Stored data entries
□ □ □ □ □ □ □
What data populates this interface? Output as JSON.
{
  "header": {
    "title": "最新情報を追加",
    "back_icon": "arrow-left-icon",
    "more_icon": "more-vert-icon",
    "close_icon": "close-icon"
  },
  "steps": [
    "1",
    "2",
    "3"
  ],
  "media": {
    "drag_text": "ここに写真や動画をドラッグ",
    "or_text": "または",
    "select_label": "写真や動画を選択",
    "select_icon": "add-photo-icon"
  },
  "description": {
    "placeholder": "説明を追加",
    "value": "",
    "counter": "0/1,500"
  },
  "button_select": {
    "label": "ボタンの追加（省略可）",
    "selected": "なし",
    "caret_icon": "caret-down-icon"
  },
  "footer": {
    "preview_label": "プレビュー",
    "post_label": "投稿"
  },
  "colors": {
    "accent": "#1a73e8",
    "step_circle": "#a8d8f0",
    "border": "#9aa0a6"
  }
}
□ □ □ □ □ □ □
GIVEN EXERCISE
Find the lines holding "icon" and list every one.

WRITTEN RESPONSE
    "back_icon": "arrow-left-icon",
    "more_icon": "more-vert-icon",
    "close_icon": "close-icon"
    "select_icon": "add-photo-icon"
    "caret_icon": "caret-down-icon"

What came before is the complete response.